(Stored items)

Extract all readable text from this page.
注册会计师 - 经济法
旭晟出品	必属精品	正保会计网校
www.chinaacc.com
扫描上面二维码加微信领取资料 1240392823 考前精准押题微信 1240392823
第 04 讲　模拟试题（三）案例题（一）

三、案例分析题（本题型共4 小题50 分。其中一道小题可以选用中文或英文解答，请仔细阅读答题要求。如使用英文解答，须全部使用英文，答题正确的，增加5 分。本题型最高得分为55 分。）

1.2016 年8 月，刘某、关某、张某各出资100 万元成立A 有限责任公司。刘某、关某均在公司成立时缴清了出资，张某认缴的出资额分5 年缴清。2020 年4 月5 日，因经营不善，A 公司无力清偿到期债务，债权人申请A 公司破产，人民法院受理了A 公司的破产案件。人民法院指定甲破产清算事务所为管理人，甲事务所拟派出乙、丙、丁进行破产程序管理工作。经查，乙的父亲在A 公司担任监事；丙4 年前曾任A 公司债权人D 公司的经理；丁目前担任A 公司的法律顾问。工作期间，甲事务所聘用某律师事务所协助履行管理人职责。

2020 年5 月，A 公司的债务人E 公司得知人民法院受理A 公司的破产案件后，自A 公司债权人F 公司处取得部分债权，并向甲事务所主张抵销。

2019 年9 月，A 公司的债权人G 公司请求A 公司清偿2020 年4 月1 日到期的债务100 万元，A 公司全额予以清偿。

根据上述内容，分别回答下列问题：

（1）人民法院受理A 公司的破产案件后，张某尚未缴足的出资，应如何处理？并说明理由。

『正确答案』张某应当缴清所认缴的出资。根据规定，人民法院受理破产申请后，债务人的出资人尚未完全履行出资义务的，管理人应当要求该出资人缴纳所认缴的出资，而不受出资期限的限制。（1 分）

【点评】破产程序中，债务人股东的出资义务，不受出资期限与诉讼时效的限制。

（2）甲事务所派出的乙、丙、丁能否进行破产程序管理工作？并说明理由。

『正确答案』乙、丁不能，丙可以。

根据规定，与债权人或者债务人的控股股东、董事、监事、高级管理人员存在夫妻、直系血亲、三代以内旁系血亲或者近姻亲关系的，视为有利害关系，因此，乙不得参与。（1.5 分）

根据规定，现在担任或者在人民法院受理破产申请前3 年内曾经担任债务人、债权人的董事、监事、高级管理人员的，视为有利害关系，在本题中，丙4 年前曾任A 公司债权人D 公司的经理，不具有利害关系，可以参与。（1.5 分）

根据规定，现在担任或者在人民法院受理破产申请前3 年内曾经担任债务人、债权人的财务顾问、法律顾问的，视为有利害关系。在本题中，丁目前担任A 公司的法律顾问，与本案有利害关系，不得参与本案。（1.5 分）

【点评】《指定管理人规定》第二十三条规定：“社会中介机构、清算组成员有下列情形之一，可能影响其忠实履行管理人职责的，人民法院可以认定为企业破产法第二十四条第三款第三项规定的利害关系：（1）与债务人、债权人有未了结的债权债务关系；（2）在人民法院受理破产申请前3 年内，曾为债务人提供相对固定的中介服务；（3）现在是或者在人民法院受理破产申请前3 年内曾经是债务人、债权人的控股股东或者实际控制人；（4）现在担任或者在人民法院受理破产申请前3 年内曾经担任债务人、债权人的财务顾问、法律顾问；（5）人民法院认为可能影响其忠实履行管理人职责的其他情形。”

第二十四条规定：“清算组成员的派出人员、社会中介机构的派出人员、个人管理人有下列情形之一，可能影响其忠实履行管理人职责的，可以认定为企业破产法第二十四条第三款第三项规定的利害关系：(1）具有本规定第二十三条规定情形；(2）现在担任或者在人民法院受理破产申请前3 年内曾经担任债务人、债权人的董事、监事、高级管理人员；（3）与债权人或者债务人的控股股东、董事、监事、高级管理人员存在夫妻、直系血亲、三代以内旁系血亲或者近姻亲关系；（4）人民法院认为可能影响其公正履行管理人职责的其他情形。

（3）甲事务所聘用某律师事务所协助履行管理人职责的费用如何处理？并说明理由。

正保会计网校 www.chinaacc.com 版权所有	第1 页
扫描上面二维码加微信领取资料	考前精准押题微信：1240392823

* * *

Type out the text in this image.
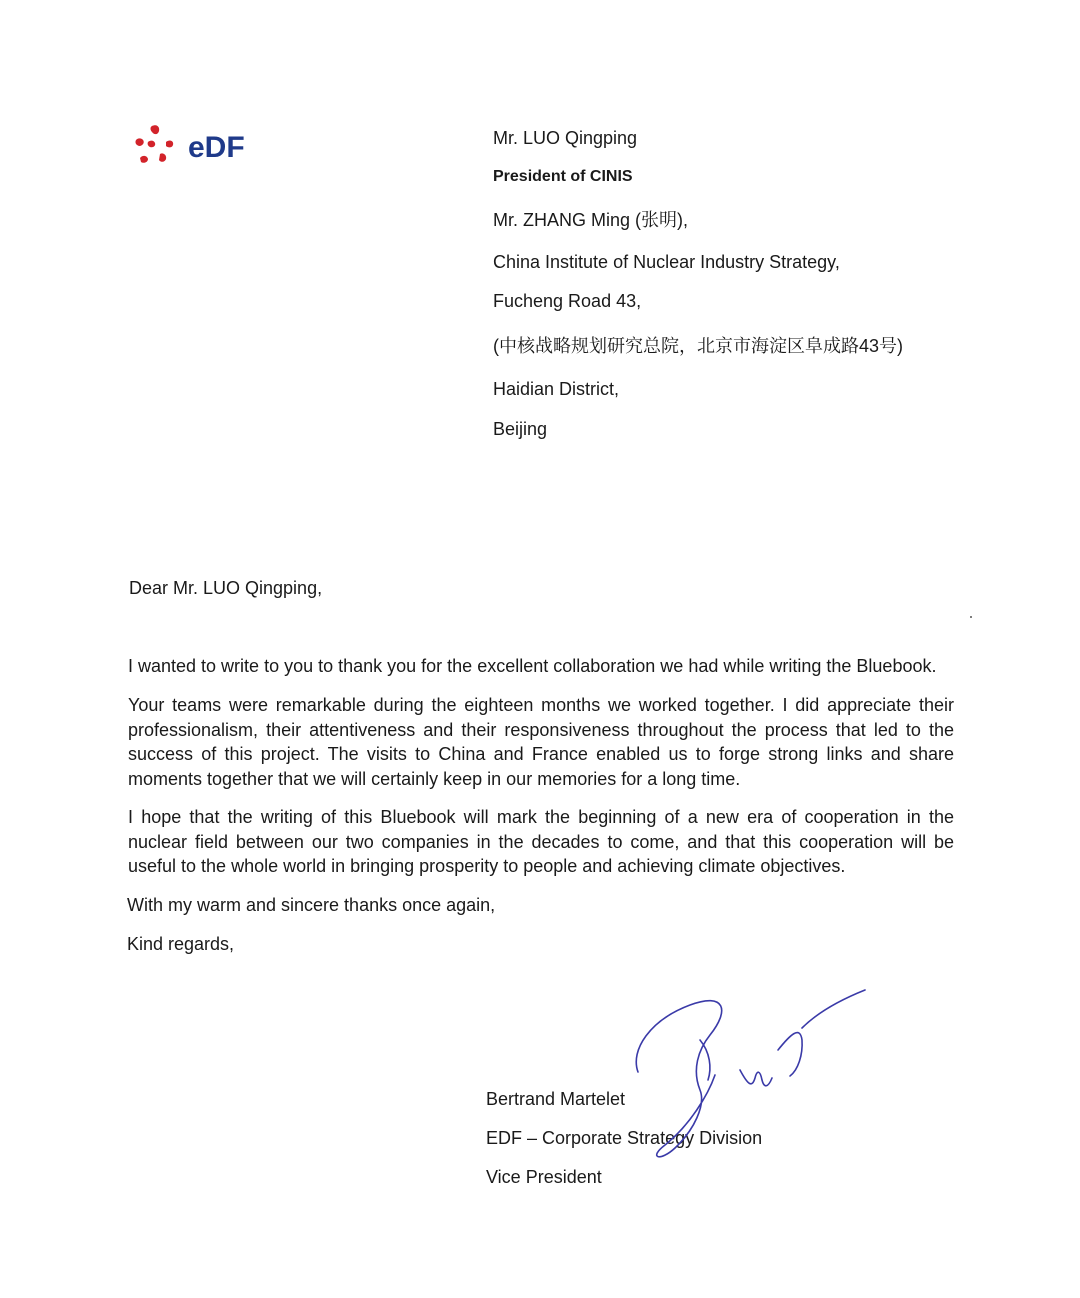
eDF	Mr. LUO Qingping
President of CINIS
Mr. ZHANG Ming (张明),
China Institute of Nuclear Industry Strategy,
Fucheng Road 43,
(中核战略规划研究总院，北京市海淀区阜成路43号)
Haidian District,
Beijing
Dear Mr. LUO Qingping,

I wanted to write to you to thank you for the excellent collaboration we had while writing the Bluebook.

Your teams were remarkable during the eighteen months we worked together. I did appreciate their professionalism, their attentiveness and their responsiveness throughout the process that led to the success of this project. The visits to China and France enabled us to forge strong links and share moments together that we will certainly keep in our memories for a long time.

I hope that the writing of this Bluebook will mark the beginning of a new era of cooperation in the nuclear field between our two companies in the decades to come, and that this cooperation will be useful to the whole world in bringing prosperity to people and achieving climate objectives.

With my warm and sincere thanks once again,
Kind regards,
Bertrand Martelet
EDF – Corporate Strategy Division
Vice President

_Your task_
Pick each line holding the word "that" out of the data and copy it.

_Written reply_
Your teams were remarkable during the eighteen months we worked together. I did appreciate their professionalism, their attentiveness and their responsiveness throughout the process that led to the success of this project. The visits to China and France enabled us to forge strong links and share moments together that we will certainly keep in our memories for a long time.
I hope that the writing of this Bluebook will mark the beginning of a new era of cooperation in the nuclear field between our two companies in the decades to come, and that this cooperation will be useful to the whole world in bringing prosperity to people and achieving climate objectives.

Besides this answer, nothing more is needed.